--- begin RECORDS PROVIDED ---

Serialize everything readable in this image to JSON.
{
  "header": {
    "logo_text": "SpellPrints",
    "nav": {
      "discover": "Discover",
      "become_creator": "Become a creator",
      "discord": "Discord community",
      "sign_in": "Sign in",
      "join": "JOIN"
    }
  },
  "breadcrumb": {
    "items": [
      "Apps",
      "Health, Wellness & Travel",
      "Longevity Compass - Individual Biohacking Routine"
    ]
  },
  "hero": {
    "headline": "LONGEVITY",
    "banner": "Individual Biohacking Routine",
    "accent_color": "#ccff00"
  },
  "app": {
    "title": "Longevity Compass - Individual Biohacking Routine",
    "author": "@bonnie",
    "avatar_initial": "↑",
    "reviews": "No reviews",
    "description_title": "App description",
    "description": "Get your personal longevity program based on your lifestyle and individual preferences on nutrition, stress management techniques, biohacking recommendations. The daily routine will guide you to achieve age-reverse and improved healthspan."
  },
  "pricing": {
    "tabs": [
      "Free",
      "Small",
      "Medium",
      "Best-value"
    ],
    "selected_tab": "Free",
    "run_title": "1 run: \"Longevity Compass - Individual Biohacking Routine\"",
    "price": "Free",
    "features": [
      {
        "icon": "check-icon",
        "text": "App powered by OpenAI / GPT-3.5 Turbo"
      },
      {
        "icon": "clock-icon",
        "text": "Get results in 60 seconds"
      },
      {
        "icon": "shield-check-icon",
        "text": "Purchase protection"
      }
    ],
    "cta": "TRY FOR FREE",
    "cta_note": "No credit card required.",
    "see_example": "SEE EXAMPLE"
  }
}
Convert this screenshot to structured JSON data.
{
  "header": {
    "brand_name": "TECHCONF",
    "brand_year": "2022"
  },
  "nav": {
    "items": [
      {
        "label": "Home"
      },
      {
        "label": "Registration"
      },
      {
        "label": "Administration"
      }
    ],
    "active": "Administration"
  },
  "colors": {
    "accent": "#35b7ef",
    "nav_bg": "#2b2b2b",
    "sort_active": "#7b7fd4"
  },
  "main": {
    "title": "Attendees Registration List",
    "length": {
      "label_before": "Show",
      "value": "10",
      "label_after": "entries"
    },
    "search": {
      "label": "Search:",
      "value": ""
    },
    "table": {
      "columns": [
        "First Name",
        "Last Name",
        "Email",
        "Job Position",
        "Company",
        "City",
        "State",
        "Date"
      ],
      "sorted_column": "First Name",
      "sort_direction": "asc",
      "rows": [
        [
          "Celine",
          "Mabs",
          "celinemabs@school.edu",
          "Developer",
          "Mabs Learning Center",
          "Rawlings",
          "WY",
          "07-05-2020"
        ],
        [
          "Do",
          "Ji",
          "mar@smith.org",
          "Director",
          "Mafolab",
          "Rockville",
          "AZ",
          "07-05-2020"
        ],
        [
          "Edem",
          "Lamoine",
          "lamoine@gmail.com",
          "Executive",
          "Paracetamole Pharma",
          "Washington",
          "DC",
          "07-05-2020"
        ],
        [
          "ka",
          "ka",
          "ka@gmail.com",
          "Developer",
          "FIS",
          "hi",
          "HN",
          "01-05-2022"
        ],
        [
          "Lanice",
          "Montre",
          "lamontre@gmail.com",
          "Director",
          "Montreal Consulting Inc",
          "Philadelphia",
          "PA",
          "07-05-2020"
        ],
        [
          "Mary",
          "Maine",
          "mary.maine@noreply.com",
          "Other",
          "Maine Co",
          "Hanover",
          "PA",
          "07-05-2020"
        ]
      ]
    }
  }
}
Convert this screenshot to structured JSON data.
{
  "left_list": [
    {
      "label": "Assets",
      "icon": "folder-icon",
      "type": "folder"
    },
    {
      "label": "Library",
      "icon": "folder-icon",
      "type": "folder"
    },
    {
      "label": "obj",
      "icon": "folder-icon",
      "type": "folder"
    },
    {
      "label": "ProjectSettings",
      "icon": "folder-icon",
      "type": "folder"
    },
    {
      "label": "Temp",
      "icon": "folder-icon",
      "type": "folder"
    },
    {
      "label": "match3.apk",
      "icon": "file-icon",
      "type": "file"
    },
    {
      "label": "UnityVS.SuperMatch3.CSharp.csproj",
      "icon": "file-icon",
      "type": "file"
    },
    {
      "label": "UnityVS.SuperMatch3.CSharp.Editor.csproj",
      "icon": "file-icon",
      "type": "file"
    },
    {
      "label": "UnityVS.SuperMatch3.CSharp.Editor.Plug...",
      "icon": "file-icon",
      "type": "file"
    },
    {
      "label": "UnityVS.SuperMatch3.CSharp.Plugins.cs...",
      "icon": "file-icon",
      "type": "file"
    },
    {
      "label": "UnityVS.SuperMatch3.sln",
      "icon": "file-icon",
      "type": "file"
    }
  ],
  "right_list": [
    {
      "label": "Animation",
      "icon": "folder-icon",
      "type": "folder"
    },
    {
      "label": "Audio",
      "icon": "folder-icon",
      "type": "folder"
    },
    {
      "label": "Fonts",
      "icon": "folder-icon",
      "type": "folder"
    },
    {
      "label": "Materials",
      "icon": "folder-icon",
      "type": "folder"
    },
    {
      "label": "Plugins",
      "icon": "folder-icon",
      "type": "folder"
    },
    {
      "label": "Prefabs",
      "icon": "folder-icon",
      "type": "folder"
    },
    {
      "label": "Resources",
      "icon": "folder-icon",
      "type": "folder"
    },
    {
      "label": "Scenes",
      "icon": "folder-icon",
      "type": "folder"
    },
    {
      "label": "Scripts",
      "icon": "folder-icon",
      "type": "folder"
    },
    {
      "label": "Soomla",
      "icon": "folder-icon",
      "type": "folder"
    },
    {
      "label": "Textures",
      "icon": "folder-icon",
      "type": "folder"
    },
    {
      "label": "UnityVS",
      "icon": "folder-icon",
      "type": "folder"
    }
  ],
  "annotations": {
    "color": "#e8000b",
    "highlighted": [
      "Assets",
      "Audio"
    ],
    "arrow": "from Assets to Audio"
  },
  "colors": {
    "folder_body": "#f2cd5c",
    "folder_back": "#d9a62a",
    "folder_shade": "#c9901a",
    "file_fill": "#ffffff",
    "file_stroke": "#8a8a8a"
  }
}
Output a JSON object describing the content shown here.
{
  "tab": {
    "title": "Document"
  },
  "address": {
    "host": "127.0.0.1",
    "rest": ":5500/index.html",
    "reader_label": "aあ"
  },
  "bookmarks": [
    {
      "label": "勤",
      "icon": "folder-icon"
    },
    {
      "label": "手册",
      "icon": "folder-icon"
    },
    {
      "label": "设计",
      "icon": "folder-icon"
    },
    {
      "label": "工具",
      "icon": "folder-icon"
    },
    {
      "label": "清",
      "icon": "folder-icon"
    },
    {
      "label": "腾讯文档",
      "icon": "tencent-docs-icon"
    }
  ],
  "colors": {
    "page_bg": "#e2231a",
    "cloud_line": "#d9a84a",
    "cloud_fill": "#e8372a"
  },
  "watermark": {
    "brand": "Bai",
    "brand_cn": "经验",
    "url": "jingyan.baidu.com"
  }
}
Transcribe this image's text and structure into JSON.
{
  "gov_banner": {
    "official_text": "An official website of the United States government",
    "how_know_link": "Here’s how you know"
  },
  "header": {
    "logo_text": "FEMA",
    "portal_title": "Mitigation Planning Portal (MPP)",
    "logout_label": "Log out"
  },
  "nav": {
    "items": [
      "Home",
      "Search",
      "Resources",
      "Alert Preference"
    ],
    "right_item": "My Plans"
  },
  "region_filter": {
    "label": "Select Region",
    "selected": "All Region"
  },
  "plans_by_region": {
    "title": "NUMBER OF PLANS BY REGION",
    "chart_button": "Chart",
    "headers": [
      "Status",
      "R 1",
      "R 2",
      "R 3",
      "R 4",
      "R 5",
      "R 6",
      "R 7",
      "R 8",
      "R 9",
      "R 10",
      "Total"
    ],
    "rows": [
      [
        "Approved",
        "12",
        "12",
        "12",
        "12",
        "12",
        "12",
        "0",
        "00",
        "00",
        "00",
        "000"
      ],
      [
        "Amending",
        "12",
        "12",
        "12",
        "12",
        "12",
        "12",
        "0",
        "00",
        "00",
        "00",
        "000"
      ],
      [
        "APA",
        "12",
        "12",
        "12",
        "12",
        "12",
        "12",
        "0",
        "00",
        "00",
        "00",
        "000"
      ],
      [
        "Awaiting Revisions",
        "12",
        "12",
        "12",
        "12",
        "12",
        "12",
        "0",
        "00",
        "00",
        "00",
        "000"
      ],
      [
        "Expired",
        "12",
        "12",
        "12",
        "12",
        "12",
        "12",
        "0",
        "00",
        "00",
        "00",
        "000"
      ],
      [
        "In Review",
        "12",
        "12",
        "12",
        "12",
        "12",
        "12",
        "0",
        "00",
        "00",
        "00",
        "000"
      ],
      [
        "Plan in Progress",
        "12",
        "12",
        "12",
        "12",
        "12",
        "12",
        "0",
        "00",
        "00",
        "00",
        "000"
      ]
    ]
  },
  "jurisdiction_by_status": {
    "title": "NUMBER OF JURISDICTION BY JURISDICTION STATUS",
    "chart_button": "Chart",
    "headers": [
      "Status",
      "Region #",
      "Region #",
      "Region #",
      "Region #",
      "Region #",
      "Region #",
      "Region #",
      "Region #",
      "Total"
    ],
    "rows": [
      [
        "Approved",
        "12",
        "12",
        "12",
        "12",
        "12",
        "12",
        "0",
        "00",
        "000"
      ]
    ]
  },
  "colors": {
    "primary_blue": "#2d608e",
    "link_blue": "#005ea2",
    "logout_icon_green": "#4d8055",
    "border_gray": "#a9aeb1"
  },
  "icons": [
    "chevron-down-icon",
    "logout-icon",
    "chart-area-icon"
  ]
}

--- end RECORDS PROVIDED ---

**EXERCISE GOAL**
Find and copy each line above that includes the string "check".

**SOLUTION**
        "icon": "check-icon",
        "icon": "shield-check-icon",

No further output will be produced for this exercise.